--- START AVAILABLE DATA ---

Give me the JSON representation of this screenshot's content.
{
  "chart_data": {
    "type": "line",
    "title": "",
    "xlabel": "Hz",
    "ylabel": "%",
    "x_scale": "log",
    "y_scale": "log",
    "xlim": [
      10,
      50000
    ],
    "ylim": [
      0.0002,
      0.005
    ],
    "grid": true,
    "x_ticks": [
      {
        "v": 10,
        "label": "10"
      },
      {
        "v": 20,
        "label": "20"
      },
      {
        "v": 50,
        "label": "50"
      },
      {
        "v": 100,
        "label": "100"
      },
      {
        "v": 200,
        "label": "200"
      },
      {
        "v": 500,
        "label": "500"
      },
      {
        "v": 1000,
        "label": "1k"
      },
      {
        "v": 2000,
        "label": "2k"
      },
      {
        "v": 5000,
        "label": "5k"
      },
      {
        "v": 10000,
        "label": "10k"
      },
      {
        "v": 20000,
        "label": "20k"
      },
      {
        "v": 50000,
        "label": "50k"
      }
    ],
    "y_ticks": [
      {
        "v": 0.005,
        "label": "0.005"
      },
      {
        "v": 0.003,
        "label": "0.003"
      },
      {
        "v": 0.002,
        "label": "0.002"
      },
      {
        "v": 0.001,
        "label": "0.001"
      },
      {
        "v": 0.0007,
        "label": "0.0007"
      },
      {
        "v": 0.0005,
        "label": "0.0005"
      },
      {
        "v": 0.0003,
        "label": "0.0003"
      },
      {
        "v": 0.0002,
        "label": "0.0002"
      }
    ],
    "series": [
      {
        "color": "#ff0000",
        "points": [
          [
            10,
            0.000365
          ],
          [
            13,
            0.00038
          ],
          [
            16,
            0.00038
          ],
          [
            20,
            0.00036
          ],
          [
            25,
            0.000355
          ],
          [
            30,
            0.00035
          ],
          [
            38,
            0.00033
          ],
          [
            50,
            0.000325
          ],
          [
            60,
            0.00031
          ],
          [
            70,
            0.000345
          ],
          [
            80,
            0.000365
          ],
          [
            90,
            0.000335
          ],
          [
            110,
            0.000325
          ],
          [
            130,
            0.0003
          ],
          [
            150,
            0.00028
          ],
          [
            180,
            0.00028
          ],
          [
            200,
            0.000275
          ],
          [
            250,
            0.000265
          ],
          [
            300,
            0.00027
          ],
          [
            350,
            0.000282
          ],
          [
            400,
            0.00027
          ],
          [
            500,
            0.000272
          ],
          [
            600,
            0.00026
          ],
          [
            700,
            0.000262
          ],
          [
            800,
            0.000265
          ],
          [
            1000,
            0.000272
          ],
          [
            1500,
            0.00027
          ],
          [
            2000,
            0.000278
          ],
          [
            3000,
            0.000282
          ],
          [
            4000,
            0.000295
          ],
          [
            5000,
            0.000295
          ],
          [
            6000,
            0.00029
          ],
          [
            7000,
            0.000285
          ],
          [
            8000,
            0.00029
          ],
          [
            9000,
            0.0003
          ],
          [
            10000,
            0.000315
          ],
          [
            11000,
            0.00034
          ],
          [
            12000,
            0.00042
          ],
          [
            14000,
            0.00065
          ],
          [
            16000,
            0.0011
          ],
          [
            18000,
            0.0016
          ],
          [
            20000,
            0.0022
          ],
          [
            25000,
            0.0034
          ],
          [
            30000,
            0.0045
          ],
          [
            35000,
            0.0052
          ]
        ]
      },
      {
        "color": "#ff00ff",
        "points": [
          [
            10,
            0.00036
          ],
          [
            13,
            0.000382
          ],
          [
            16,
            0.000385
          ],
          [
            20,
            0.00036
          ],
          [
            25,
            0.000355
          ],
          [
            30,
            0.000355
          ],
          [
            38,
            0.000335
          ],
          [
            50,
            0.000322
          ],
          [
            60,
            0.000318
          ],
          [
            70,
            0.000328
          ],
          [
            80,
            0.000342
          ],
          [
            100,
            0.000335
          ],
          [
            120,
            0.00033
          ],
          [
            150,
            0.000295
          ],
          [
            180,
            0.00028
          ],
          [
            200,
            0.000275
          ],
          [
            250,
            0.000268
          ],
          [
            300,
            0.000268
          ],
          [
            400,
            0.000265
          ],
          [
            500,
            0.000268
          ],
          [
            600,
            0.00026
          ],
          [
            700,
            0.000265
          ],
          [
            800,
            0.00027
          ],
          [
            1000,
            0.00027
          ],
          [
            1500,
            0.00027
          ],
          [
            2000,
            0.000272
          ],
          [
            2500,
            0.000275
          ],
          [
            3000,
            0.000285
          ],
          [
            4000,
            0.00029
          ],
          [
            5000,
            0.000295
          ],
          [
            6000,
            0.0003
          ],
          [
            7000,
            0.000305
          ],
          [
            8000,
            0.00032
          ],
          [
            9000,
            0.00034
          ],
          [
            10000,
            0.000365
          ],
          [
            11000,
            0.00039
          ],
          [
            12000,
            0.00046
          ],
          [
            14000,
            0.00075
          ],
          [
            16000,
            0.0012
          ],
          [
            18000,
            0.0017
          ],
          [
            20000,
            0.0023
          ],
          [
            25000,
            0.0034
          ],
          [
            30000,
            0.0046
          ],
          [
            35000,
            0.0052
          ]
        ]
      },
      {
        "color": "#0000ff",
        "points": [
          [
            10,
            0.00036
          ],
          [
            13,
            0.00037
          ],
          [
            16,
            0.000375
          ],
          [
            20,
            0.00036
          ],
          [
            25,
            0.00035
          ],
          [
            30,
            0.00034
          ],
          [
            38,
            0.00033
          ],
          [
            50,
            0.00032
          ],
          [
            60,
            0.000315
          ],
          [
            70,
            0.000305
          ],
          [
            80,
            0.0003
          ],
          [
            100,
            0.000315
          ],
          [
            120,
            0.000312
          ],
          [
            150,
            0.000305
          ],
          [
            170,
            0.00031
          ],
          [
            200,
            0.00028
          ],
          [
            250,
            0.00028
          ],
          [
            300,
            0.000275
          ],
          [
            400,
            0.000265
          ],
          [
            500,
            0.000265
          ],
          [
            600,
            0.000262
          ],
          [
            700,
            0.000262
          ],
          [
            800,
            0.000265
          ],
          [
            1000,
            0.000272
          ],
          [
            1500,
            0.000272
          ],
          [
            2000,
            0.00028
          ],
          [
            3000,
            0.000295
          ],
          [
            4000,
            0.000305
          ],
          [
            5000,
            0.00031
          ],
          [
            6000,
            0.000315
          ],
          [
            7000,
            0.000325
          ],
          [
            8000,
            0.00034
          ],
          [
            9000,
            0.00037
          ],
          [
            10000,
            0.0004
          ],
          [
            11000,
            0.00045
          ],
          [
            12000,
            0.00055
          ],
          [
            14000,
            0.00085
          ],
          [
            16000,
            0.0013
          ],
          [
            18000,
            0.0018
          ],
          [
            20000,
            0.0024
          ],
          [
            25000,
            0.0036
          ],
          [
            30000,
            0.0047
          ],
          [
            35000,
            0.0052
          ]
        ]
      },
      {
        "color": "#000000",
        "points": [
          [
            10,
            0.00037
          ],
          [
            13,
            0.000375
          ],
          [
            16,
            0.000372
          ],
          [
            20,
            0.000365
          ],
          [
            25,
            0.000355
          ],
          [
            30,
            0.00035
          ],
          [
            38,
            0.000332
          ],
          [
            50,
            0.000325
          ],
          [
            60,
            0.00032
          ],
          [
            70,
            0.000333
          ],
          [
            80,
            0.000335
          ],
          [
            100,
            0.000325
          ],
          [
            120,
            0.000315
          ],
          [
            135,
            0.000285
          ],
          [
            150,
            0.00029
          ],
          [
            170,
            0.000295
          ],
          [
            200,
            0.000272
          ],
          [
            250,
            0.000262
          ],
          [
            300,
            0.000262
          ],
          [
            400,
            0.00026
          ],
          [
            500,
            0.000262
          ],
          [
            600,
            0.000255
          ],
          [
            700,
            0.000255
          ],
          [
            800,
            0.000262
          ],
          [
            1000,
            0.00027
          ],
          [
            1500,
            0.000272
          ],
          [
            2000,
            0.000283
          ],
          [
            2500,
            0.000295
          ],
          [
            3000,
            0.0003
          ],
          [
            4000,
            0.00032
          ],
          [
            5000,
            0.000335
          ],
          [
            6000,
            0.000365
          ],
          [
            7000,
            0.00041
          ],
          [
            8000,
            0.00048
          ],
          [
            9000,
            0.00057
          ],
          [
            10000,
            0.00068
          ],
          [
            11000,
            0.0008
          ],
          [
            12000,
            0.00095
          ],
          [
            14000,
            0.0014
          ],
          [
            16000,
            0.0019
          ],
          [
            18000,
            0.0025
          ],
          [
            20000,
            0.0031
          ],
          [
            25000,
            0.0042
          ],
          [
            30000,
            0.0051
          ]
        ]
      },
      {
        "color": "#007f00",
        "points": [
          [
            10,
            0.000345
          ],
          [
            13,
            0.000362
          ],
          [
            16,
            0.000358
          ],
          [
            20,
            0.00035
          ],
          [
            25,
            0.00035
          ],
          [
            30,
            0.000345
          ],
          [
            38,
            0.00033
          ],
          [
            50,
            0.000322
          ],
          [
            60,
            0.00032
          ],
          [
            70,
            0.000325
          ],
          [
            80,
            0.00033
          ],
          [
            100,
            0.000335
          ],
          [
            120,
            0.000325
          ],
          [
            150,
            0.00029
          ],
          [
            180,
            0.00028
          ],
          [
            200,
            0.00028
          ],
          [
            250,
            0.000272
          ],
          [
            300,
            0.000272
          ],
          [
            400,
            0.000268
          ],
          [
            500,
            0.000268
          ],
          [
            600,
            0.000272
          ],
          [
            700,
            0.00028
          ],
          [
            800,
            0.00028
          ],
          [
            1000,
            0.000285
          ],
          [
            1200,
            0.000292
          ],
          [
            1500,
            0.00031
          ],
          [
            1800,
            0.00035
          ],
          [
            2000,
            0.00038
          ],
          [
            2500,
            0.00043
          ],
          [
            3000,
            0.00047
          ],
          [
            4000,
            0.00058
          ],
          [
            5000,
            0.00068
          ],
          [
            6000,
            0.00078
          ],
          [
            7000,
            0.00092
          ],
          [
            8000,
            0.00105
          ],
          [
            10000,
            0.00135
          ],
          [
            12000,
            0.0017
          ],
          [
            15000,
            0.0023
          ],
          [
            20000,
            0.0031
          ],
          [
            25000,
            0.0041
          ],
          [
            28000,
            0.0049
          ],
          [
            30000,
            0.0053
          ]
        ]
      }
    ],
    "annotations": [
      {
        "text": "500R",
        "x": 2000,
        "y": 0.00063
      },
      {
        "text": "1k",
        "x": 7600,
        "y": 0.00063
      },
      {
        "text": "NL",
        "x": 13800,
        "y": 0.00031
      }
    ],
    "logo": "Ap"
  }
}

--- END AVAILABLE DATA ---

▶ _GIVEN TASK_
Find the lines that include the string "color", then copy each of them.

▶ _RESULT_
        "color": "#ff0000",
        "color": "#ff00ff",
        "color": "#0000ff",
        "color": "#000000",
        "color": "#007f00",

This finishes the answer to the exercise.